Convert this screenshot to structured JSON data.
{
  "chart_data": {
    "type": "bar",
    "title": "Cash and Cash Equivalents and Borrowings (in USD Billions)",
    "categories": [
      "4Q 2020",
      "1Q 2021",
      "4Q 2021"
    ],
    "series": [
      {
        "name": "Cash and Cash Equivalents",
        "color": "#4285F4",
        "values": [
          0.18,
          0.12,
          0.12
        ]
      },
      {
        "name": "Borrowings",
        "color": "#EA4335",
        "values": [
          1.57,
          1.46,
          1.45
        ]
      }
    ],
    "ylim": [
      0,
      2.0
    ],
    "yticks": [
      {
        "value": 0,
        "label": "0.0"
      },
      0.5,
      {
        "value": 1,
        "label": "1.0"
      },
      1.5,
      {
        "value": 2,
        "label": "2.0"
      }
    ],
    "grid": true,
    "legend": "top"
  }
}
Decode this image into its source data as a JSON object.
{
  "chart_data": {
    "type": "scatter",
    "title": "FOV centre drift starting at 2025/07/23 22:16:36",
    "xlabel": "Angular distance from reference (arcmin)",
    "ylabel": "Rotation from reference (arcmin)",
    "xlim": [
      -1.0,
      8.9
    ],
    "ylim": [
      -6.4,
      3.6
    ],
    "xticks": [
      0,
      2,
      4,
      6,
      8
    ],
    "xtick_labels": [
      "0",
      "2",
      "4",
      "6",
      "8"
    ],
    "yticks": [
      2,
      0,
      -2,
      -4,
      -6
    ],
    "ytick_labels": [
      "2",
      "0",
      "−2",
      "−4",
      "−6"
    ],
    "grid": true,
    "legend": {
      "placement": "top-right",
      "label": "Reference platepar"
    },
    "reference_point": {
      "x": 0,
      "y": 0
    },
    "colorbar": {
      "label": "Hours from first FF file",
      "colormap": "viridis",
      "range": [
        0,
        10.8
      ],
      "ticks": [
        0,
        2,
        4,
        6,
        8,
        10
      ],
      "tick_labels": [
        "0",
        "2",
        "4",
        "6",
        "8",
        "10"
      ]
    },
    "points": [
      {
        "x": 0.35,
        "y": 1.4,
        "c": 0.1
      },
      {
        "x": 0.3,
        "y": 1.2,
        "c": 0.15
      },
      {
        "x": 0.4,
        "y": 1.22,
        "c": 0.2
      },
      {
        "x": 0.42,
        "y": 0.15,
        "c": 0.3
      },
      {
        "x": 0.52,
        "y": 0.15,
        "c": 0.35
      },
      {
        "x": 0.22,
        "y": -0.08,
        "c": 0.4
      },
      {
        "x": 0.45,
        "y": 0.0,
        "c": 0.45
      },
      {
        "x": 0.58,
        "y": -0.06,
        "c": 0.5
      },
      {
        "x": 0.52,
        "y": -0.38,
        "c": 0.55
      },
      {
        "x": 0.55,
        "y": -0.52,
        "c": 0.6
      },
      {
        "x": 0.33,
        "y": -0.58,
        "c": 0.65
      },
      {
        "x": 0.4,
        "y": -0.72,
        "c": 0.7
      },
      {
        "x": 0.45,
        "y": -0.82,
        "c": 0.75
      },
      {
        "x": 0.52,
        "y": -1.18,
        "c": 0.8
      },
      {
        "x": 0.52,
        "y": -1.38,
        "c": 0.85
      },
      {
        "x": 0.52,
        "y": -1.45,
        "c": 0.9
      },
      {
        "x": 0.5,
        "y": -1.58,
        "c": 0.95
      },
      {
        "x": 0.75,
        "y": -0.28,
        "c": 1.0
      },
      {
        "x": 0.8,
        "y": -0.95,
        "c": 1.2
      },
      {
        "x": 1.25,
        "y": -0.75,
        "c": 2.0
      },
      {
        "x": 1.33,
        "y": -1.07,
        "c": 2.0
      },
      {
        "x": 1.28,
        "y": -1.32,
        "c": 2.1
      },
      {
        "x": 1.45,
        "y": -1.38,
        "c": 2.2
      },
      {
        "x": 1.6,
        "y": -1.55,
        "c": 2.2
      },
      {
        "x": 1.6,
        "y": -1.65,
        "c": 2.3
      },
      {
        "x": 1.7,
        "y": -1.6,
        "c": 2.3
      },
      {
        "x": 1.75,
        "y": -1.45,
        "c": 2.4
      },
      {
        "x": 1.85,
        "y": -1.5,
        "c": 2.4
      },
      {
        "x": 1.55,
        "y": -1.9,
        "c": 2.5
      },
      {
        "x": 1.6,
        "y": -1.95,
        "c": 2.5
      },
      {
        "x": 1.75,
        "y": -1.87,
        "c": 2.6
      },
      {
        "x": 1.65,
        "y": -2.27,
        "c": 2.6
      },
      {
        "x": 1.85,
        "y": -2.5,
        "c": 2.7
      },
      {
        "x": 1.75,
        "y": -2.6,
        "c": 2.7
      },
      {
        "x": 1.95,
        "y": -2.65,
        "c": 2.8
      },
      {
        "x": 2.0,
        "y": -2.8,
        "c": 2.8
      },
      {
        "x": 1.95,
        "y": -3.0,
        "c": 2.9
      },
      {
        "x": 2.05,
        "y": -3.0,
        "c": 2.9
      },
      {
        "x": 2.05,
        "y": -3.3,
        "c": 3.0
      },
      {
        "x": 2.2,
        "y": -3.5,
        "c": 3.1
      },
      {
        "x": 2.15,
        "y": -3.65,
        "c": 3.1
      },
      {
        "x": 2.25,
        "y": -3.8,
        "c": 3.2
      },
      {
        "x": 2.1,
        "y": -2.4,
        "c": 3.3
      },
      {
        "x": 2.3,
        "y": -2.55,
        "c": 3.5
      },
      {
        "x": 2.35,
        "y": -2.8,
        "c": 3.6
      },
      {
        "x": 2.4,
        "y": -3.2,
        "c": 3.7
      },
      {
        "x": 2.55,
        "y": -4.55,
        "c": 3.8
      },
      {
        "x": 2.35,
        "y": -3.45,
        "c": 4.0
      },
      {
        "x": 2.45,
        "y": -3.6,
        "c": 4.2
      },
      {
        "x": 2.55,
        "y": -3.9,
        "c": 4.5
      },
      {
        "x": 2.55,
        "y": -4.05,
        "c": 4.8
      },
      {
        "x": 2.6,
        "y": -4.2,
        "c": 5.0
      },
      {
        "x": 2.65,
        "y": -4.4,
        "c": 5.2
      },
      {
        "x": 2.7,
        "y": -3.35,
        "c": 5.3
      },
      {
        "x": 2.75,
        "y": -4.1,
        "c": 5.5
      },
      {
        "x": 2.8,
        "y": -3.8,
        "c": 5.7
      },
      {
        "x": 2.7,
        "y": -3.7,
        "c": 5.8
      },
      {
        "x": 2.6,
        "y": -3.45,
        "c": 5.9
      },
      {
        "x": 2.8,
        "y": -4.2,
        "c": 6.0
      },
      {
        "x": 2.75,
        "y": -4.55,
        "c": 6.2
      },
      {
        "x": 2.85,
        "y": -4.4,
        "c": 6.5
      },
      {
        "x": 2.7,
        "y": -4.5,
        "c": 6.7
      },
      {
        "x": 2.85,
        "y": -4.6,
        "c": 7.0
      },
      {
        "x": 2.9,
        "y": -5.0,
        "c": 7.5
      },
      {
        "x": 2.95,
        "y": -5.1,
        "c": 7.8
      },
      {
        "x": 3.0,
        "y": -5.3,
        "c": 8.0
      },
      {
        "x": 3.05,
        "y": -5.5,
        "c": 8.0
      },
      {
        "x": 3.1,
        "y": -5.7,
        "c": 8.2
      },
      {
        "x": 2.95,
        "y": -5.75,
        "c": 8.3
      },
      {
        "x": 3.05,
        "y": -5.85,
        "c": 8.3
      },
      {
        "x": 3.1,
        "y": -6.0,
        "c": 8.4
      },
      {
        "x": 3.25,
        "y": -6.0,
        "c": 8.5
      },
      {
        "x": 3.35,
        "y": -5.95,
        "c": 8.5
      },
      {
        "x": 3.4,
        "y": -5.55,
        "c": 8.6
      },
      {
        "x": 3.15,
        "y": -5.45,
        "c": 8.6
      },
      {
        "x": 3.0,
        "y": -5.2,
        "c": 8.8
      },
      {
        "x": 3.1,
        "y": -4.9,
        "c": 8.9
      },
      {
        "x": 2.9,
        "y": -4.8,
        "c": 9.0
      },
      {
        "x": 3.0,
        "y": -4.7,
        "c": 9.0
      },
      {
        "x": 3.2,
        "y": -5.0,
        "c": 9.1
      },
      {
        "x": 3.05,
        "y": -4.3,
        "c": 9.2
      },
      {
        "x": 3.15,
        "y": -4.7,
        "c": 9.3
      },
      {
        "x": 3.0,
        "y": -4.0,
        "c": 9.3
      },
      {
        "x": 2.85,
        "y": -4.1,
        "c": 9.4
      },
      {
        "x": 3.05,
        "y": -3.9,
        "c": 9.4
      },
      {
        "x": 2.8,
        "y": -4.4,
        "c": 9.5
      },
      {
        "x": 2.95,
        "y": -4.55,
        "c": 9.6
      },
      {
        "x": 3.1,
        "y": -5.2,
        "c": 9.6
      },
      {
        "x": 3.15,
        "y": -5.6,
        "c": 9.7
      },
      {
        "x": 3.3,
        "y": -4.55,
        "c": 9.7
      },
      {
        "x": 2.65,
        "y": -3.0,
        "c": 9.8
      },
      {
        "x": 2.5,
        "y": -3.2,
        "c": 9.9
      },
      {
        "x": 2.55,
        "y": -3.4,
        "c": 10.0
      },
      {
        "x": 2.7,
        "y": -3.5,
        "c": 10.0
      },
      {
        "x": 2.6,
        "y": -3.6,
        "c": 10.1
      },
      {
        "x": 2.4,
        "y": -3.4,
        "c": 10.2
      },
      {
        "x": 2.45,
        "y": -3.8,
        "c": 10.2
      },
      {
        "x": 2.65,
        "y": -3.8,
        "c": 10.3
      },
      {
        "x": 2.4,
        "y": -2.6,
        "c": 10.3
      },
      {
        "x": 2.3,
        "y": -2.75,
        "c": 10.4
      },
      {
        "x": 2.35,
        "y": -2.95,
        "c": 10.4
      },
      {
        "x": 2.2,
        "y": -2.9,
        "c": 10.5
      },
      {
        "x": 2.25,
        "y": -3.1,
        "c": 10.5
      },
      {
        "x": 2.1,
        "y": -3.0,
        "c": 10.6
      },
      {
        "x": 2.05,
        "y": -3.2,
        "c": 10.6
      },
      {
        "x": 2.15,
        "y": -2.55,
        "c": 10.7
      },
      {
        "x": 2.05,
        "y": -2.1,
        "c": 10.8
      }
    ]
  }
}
****************************************
What is required » Among the records above, find each line holding the string "Cash" and pull it out.

The response »
    "title": "Cash and Cash Equivalents and Borrowings (in USD Billions)",
        "name": "Cash and Cash Equivalents",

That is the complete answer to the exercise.